_Extracted records_:
[Begin]
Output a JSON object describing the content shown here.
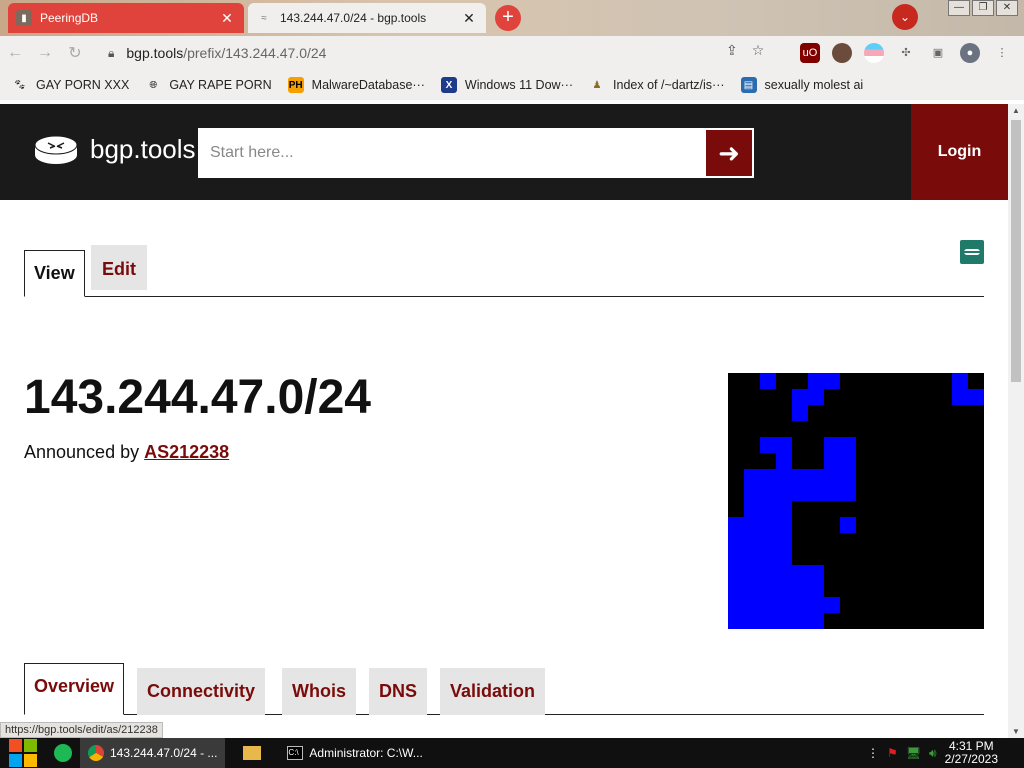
{
  "browser": {
    "tabs": [
      {
        "title": "PeeringDB",
        "close": "✕"
      },
      {
        "title": "143.244.47.0/24 - bgp.tools",
        "close": "✕"
      }
    ],
    "new_tab": "+",
    "url_host": "bgp.tools",
    "url_path": "/prefix/143.244.47.0/24",
    "bookmarks": [
      {
        "label": "GAY PORN XXX",
        "icon": "paw-icon"
      },
      {
        "label": "GAY RAPE PORN",
        "icon": "globe-icon"
      },
      {
        "label": "MalwareDatabase···",
        "icon": "ph-icon",
        "icon_text": "PH"
      },
      {
        "label": "Windows 11 Dow···",
        "icon": "x-icon",
        "icon_text": "X"
      },
      {
        "label": "Index of /~dartz/is···",
        "icon": "person-icon"
      },
      {
        "label": "sexually molest ai",
        "icon": "doc-icon"
      }
    ]
  },
  "site": {
    "logo_text": "bgp.tools",
    "search_placeholder": "Start here...",
    "login_label": "Login",
    "view_tab": "View",
    "edit_tab": "Edit",
    "prefix": "143.244.47.0/24",
    "announced_prefix": "Announced by ",
    "asn": "AS212238",
    "section_tabs": [
      "Overview",
      "Connectivity",
      "Whois",
      "DNS",
      "Validation"
    ],
    "active_section": "Overview",
    "colors": {
      "brand_dark": "#1a1a1a",
      "accent": "#7a0b0b",
      "map_fill": "#0000ff"
    }
  },
  "hilbert_cells": [
    [
      2,
      0
    ],
    [
      5,
      0
    ],
    [
      6,
      0
    ],
    [
      14,
      0
    ],
    [
      4,
      1
    ],
    [
      5,
      1
    ],
    [
      14,
      1
    ],
    [
      15,
      1
    ],
    [
      4,
      2
    ],
    [
      2,
      4
    ],
    [
      3,
      4
    ],
    [
      6,
      4
    ],
    [
      7,
      4
    ],
    [
      3,
      5
    ],
    [
      6,
      5
    ],
    [
      7,
      5
    ],
    [
      1,
      6
    ],
    [
      2,
      6
    ],
    [
      3,
      6
    ],
    [
      4,
      6
    ],
    [
      5,
      6
    ],
    [
      6,
      6
    ],
    [
      7,
      6
    ],
    [
      1,
      7
    ],
    [
      2,
      7
    ],
    [
      3,
      7
    ],
    [
      4,
      7
    ],
    [
      5,
      7
    ],
    [
      6,
      7
    ],
    [
      7,
      7
    ],
    [
      1,
      8
    ],
    [
      2,
      8
    ],
    [
      3,
      8
    ],
    [
      0,
      9
    ],
    [
      1,
      9
    ],
    [
      2,
      9
    ],
    [
      3,
      9
    ],
    [
      7,
      9
    ],
    [
      0,
      10
    ],
    [
      1,
      10
    ],
    [
      2,
      10
    ],
    [
      3,
      10
    ],
    [
      0,
      11
    ],
    [
      1,
      11
    ],
    [
      2,
      11
    ],
    [
      3,
      11
    ],
    [
      0,
      12
    ],
    [
      1,
      12
    ],
    [
      2,
      12
    ],
    [
      3,
      12
    ],
    [
      4,
      12
    ],
    [
      5,
      12
    ],
    [
      0,
      13
    ],
    [
      1,
      13
    ],
    [
      2,
      13
    ],
    [
      3,
      13
    ],
    [
      4,
      13
    ],
    [
      5,
      13
    ],
    [
      0,
      14
    ],
    [
      1,
      14
    ],
    [
      2,
      14
    ],
    [
      3,
      14
    ],
    [
      4,
      14
    ],
    [
      5,
      14
    ],
    [
      6,
      14
    ],
    [
      0,
      15
    ],
    [
      1,
      15
    ],
    [
      2,
      15
    ],
    [
      3,
      15
    ],
    [
      4,
      15
    ],
    [
      5,
      15
    ]
  ],
  "status_url": "https://bgp.tools/edit/as/212238",
  "taskbar": {
    "items": [
      "143.244.47.0/24 - ...",
      "Administrator: C:\\W..."
    ],
    "time": "4:31 PM",
    "date": "2/27/2023"
  }
}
[End]
_WHAT IS BEING ASKED_:
All the material shown above is to be copied exactly, with no pictures carried over.

_TASK SOLUTION_:
Output a JSON object describing the content shown here.
{
  "browser": {
    "tabs": [
      {
        "title": "PeeringDB",
        "close": "✕"
      },
      {
        "title": "143.244.47.0/24 - bgp.tools",
        "close": "✕"
      }
    ],
    "new_tab": "+",
    "url_host": "bgp.tools",
    "url_path": "/prefix/143.244.47.0/24",
    "bookmarks": [
      {
        "label": "GAY PORN XXX",
        "icon": "paw-icon"
      },
      {
        "label": "GAY RAPE PORN",
        "icon": "globe-icon"
      },
      {
        "label": "MalwareDatabase···",
        "icon": "ph-icon",
        "icon_text": "PH"
      },
      {
        "label": "Windows 11 Dow···",
        "icon": "x-icon",
        "icon_text": "X"
      },
      {
        "label": "Index of /~dartz/is···",
        "icon": "person-icon"
      },
      {
        "label": "sexually molest ai",
        "icon": "doc-icon"
      }
    ]
  },
  "site": {
    "logo_text": "bgp.tools",
    "search_placeholder": "Start here...",
    "login_label": "Login",
    "view_tab": "View",
    "edit_tab": "Edit",
    "prefix": "143.244.47.0/24",
    "announced_prefix": "Announced by ",
    "asn": "AS212238",
    "section_tabs": [
      "Overview",
      "Connectivity",
      "Whois",
      "DNS",
      "Validation"
    ],
    "active_section": "Overview",
    "colors": {
      "brand_dark": "#1a1a1a",
      "accent": "#7a0b0b",
      "map_fill": "#0000ff"
    }
  },
  "hilbert_cells": [
    [
      2,
      0
    ],
    [
      5,
      0
    ],
    [
      6,
      0
    ],
    [
      14,
      0
    ],
    [
      4,
      1
    ],
    [
      5,
      1
    ],
    [
      14,
      1
    ],
    [
      15,
      1
    ],
    [
      4,
      2
    ],
    [
      2,
      4
    ],
    [
      3,
      4
    ],
    [
      6,
      4
    ],
    [
      7,
      4
    ],
    [
      3,
      5
    ],
    [
      6,
      5
    ],
    [
      7,
      5
    ],
    [
      1,
      6
    ],
    [
      2,
      6
    ],
    [
      3,
      6
    ],
    [
      4,
      6
    ],
    [
      5,
      6
    ],
    [
      6,
      6
    ],
    [
      7,
      6
    ],
    [
      1,
      7
    ],
    [
      2,
      7
    ],
    [
      3,
      7
    ],
    [
      4,
      7
    ],
    [
      5,
      7
    ],
    [
      6,
      7
    ],
    [
      7,
      7
    ],
    [
      1,
      8
    ],
    [
      2,
      8
    ],
    [
      3,
      8
    ],
    [
      0,
      9
    ],
    [
      1,
      9
    ],
    [
      2,
      9
    ],
    [
      3,
      9
    ],
    [
      7,
      9
    ],
    [
      0,
      10
    ],
    [
      1,
      10
    ],
    [
      2,
      10
    ],
    [
      3,
      10
    ],
    [
      0,
      11
    ],
    [
      1,
      11
    ],
    [
      2,
      11
    ],
    [
      3,
      11
    ],
    [
      0,
      12
    ],
    [
      1,
      12
    ],
    [
      2,
      12
    ],
    [
      3,
      12
    ],
    [
      4,
      12
    ],
    [
      5,
      12
    ],
    [
      0,
      13
    ],
    [
      1,
      13
    ],
    [
      2,
      13
    ],
    [
      3,
      13
    ],
    [
      4,
      13
    ],
    [
      5,
      13
    ],
    [
      0,
      14
    ],
    [
      1,
      14
    ],
    [
      2,
      14
    ],
    [
      3,
      14
    ],
    [
      4,
      14
    ],
    [
      5,
      14
    ],
    [
      6,
      14
    ],
    [
      0,
      15
    ],
    [
      1,
      15
    ],
    [
      2,
      15
    ],
    [
      3,
      15
    ],
    [
      4,
      15
    ],
    [
      5,
      15
    ]
  ],
  "status_url": "https://bgp.tools/edit/as/212238",
  "taskbar": {
    "items": [
      "143.244.47.0/24 - ...",
      "Administrator: C:\\W..."
    ],
    "time": "4:31 PM",
    "date": "2/27/2023"
  }
}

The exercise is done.